• [AIM OF THE TASK] Repeat the records below exactly.

-=-=-

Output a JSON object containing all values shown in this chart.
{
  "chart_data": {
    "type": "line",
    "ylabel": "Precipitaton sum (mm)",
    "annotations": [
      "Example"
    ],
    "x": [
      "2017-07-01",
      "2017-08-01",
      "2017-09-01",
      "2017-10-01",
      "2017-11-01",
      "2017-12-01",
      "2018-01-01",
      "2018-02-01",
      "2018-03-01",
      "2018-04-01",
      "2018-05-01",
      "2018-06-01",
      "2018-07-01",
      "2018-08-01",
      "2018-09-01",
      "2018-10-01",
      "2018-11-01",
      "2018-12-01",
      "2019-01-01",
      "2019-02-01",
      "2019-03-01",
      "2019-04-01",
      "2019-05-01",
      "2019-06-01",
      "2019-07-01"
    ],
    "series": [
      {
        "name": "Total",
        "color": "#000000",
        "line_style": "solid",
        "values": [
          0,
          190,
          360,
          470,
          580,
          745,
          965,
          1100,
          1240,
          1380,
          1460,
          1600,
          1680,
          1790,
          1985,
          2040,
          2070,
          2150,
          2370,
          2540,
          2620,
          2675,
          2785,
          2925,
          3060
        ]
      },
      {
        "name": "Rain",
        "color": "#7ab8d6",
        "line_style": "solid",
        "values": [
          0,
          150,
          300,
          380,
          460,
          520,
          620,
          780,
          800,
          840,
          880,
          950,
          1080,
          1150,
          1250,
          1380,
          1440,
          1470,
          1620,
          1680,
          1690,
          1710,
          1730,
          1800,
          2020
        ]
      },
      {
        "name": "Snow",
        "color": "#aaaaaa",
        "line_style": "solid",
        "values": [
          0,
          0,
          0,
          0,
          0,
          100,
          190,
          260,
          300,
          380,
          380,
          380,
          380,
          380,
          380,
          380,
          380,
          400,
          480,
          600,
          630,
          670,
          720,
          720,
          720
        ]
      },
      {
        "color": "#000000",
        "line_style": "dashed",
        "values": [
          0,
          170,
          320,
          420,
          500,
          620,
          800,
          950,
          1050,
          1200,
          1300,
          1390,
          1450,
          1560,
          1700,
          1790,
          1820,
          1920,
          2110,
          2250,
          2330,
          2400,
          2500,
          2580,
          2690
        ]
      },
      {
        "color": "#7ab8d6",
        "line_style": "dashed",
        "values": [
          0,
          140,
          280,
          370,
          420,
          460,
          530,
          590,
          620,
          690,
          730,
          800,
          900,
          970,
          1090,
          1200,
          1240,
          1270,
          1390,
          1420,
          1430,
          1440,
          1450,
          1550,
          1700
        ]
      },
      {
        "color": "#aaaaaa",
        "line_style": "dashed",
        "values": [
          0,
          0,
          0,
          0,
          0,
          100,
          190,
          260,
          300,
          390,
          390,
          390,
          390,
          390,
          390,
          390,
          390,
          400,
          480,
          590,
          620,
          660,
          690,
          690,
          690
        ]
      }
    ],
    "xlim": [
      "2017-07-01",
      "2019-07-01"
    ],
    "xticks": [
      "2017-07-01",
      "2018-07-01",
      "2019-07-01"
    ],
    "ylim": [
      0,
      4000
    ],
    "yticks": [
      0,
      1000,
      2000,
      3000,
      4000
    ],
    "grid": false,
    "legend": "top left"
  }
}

-=-=-

• [ANSWER TO THE EXERCISE]
Output a JSON object containing all values shown in this chart.
{
  "chart_data": {
    "type": "line",
    "ylabel": "Precipitaton sum (mm)",
    "annotations": [
      "Example"
    ],
    "x": [
      "2017-07-01",
      "2017-08-01",
      "2017-09-01",
      "2017-10-01",
      "2017-11-01",
      "2017-12-01",
      "2018-01-01",
      "2018-02-01",
      "2018-03-01",
      "2018-04-01",
      "2018-05-01",
      "2018-06-01",
      "2018-07-01",
      "2018-08-01",
      "2018-09-01",
      "2018-10-01",
      "2018-11-01",
      "2018-12-01",
      "2019-01-01",
      "2019-02-01",
      "2019-03-01",
      "2019-04-01",
      "2019-05-01",
      "2019-06-01",
      "2019-07-01"
    ],
    "series": [
      {
        "name": "Total",
        "color": "#000000",
        "line_style": "solid",
        "values": [
          0,
          190,
          360,
          470,
          580,
          745,
          965,
          1100,
          1240,
          1380,
          1460,
          1600,
          1680,
          1790,
          1985,
          2040,
          2070,
          2150,
          2370,
          2540,
          2620,
          2675,
          2785,
          2925,
          3060
        ]
      },
      {
        "name": "Rain",
        "color": "#7ab8d6",
        "line_style": "solid",
        "values": [
          0,
          150,
          300,
          380,
          460,
          520,
          620,
          780,
          800,
          840,
          880,
          950,
          1080,
          1150,
          1250,
          1380,
          1440,
          1470,
          1620,
          1680,
          1690,
          1710,
          1730,
          1800,
          2020
        ]
      },
      {
        "name": "Snow",
        "color": "#aaaaaa",
        "line_style": "solid",
        "values": [
          0,
          0,
          0,
          0,
          0,
          100,
          190,
          260,
          300,
          380,
          380,
          380,
          380,
          380,
          380,
          380,
          380,
          400,
          480,
          600,
          630,
          670,
          720,
          720,
          720
        ]
      },
      {
        "color": "#000000",
        "line_style": "dashed",
        "values": [
          0,
          170,
          320,
          420,
          500,
          620,
          800,
          950,
          1050,
          1200,
          1300,
          1390,
          1450,
          1560,
          1700,
          1790,
          1820,
          1920,
          2110,
          2250,
          2330,
          2400,
          2500,
          2580,
          2690
        ]
      },
      {
        "color": "#7ab8d6",
        "line_style": "dashed",
        "values": [
          0,
          140,
          280,
          370,
          420,
          460,
          530,
          590,
          620,
          690,
          730,
          800,
          900,
          970,
          1090,
          1200,
          1240,
          1270,
          1390,
          1420,
          1430,
          1440,
          1450,
          1550,
          1700
        ]
      },
      {
        "color": "#aaaaaa",
        "line_style": "dashed",
        "values": [
          0,
          0,
          0,
          0,
          0,
          100,
          190,
          260,
          300,
          390,
          390,
          390,
          390,
          390,
          390,
          390,
          390,
          400,
          480,
          590,
          620,
          660,
          690,
          690,
          690
        ]
      }
    ],
    "xlim": [
      "2017-07-01",
      "2019-07-01"
    ],
    "xticks": [
      "2017-07-01",
      "2018-07-01",
      "2019-07-01"
    ],
    "ylim": [
      0,
      4000
    ],
    "yticks": [
      0,
      1000,
      2000,
      3000,
      4000
    ],
    "grid": false,
    "legend": "top left"
  }
}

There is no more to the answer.